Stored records
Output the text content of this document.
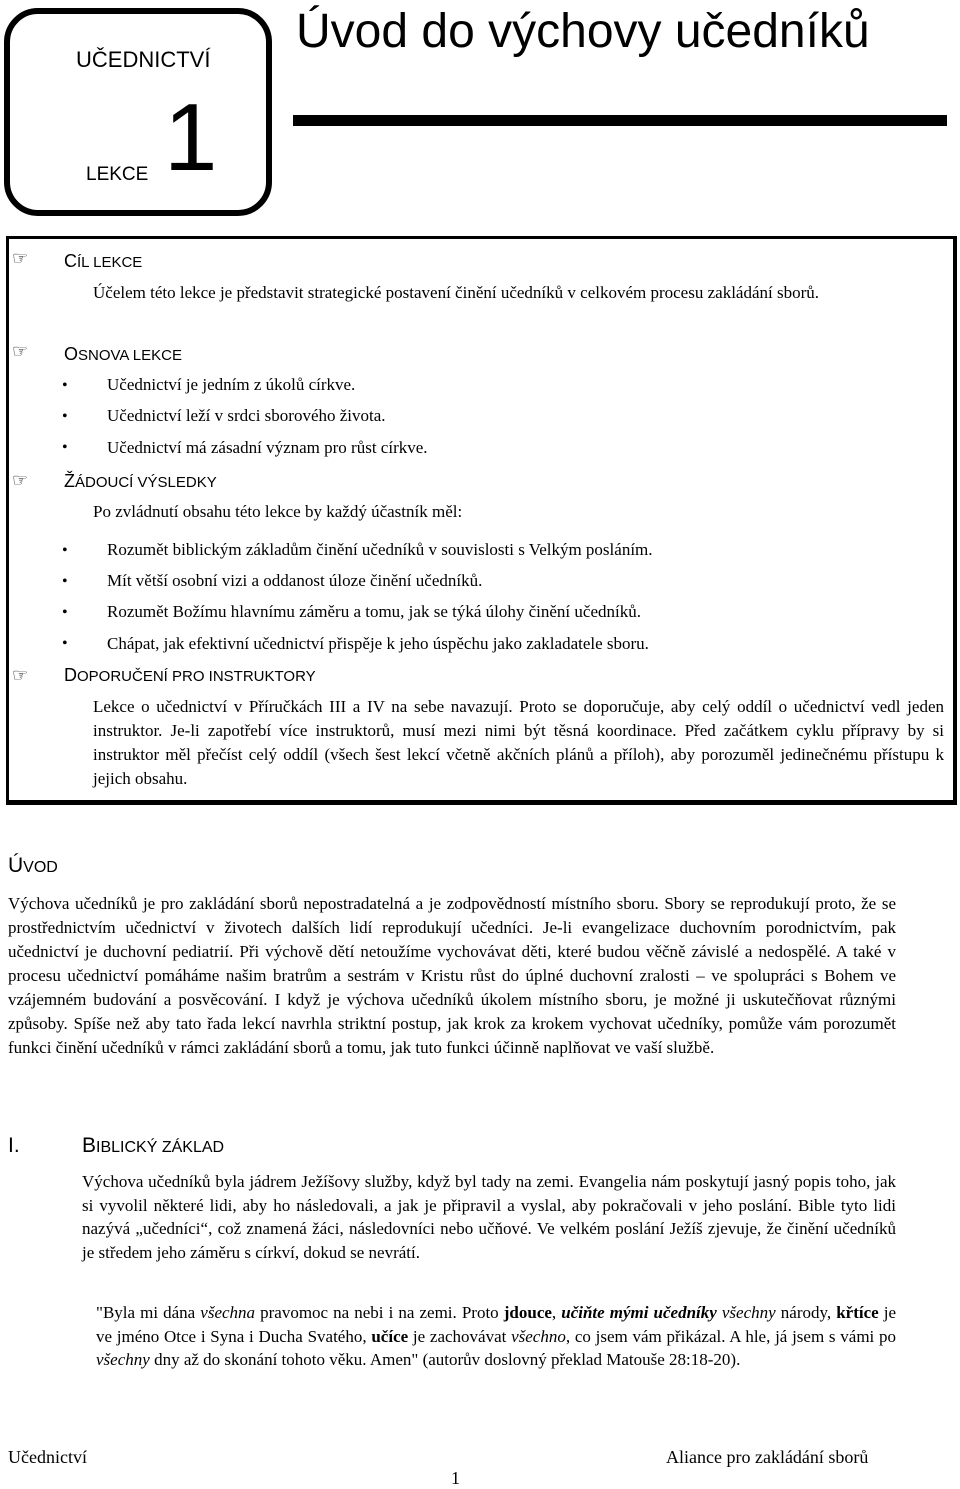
UČEDNICTVÍ
LEKCE 1
Úvod do výchovy učedníků
☞ CÍL LEKCE
Účelem této lekce je představit strategické postavení činění učedníků v celkovém procesu zakládání sborů.
☞ OSNOVA LEKCE
• Učednictví je jedním z úkolů církve.
• Učednictví leží v srdci sborového života.
• Učednictví má zásadní význam pro růst církve.
☞ ŽÁDOUCÍ VÝSLEDKY
Po zvládnutí obsahu této lekce by každý účastník měl:
• Rozumět biblickým základům činění učedníků v souvislosti s Velkým posláním.
• Mít větší osobní vizi a oddanost úloze činění učedníků.
• Rozumět Božímu hlavnímu záměru a tomu, jak se týká úlohy činění učedníků.
• Chápat, jak efektivní učednictví přispěje k jeho úspěchu jako zakladatele sboru.
☞ DOPORUČENÍ PRO INSTRUKTORY
Lekce o učednictví v Příručkách III a IV na sebe navazují. Proto se doporučuje, aby celý oddíl o učednictví vedl jeden instruktor. Je-li zapotřebí více instruktorů, musí mezi nimi být těsná koordinace. Před začátkem cyklu přípravy by si instruktor měl přečíst celý oddíl (všech šest lekcí včetně akčních plánů a příloh), aby porozuměl jedinečnému přístupu k jejich obsahu.
ÚVOD
Výchova učedníků je pro zakládání sborů nepostradatelná a je zodpovědností místního sboru. Sbory se reprodukují proto, že se prostřednictvím učednictví v životech dalších lidí reprodukují učedníci. Je-li evangelizace duchovním porodnictvím, pak učednictví je duchovní pediatrií. Při výchově dětí netoužíme vychovávat děti, které budou věčně závislé a nedospělé. A také v procesu učednictví pomáháme našim bratrům a sestrám v Kristu růst do úplné duchovní zralosti – ve spolupráci s Bohem ve vzájemném budování a posvěcování. I když je výchova učedníků úkolem místního sboru, je možné ji uskutečňovat různými způsoby. Spíše než aby tato řada lekcí navrhla striktní postup, jak krok za krokem vychovat učedníky, pomůže vám porozumět funkci činění učedníků v rámci zakládání sborů a tomu, jak tuto funkci účinně naplňovat ve vaší službě.
I.	BIBLICKÝ ZÁKLAD
Výchova učedníků byla jádrem Ježíšovy služby, když byl tady na zemi. Evangelia nám poskytují jasný popis toho, jak si vyvolil některé lidi, aby ho následovali, a jak je připravil a vyslal, aby pokračovali v jeho poslání. Bible tyto lidi nazývá „učedníci“, což znamená žáci, následovníci nebo učňové. Ve velkém poslání Ježíš zjevuje, že činění učedníků je středem jeho záměru s církví, dokud se nevrátí.
"Byla mi dána všechna pravomoc na nebi i na zemi. Proto jdouce, učiňte mými učedníky všechny národy, křtíce je ve jméno Otce i Syna i Ducha Svatého, učíce je zachovávat všechno, co jsem vám přikázal. A hle, já jsem s vámi po všechny dny až do skonání tohoto věku. Amen" (autorův doslovný překlad Matouše 28:18-20).
Učednictví	Aliance pro zakládání sborů
1
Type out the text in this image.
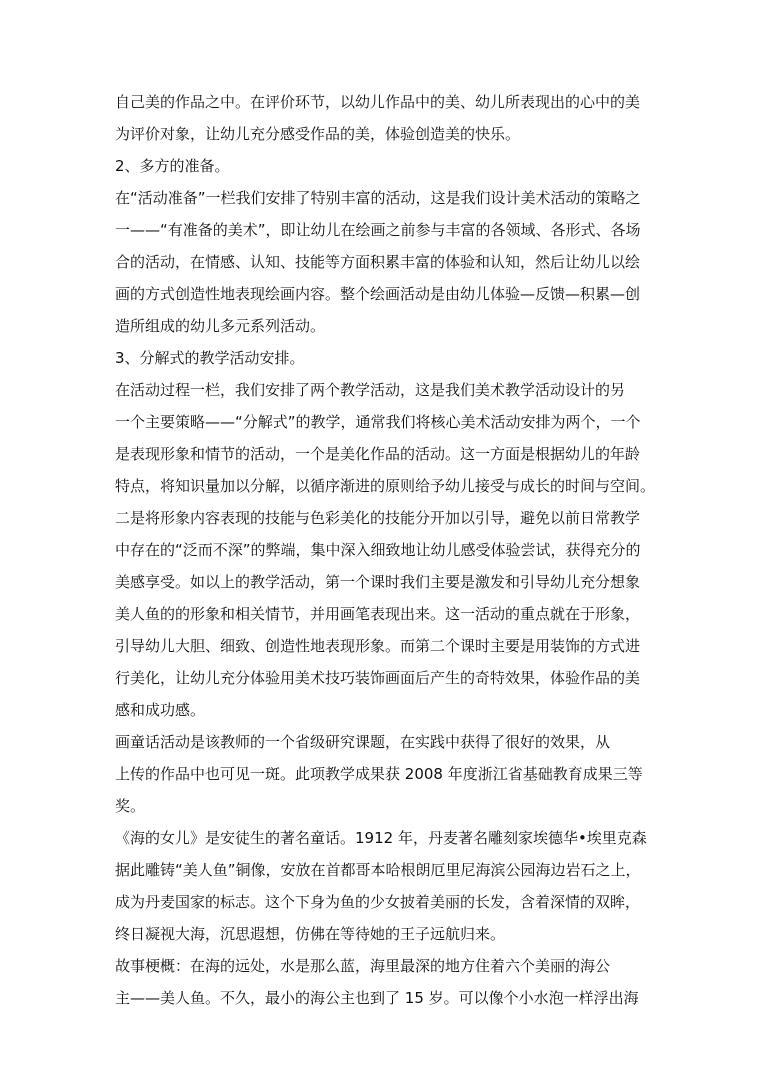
自己美的作品之中。在评价环节，以幼儿作品中的美、幼儿所表现出的心中的美
为评价对象，让幼儿充分感受作品的美，体验创造美的快乐。
2、多方的准备。
在“活动准备”一栏我们安排了特别丰富的活动，这是我们设计美术活动的策略之
一——“有准备的美术”，即让幼儿在绘画之前参与丰富的各领域、各形式、各场
合的活动，在情感、认知、技能等方面积累丰富的体验和认知，然后让幼儿以绘
画的方式创造性地表现绘画内容。整个绘画活动是由幼儿体验—反馈—积累—创
造所组成的幼儿多元系列活动。
3、分解式的教学活动安排。
在活动过程一栏，我们安排了两个教学活动，这是我们美术教学活动设计的另
一个主要策略——“分解式”的教学，通常我们将核心美术活动安排为两个，一个
是表现形象和情节的活动，一个是美化作品的活动。这一方面是根据幼儿的年龄
特点，将知识量加以分解，以循序渐进的原则给予幼儿接受与成长的时间与空间。
二是将形象内容表现的技能与色彩美化的技能分开加以引导，避免以前日常教学
中存在的“泛而不深”的弊端，集中深入细致地让幼儿感受体验尝试，获得充分的
美感享受。如以上的教学活动，第一个课时我们主要是激发和引导幼儿充分想象
美人鱼的的形象和相关情节，并用画笔表现出来。这一活动的重点就在于形象，
引导幼儿大胆、细致、创造性地表现形象。而第二个课时主要是用装饰的方式进
行美化，让幼儿充分体验用美术技巧装饰画面后产生的奇特效果，体验作品的美
感和成功感。
画童话活动是该教师的一个省级研究课题，在实践中获得了很好的效果，从
上传的作品中也可见一斑。此项教学成果获 2008 年度浙江省基础教育成果三等
奖。
《海的女儿》是安徒生的著名童话。1912 年，丹麦著名雕刻家埃德华•埃里克森
据此雕铸“美人鱼”铜像，安放在首都哥本哈根朗厄里尼海滨公园海边岩石之上，
成为丹麦国家的标志。这个下身为鱼的少女披着美丽的长发，含着深情的双眸，
终日凝视大海，沉思遐想，仿佛在等待她的王子远航归来。
故事梗概：在海的远处，水是那么蓝，海里最深的地方住着六个美丽的海公
主——美人鱼。不久，最小的海公主也到了 15 岁。可以像个小水泡一样浮出海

◆ Given problem
From the entries above, list each line with "text" in it.

◆ The result
Output the text content of this document.
Type out the text in this image.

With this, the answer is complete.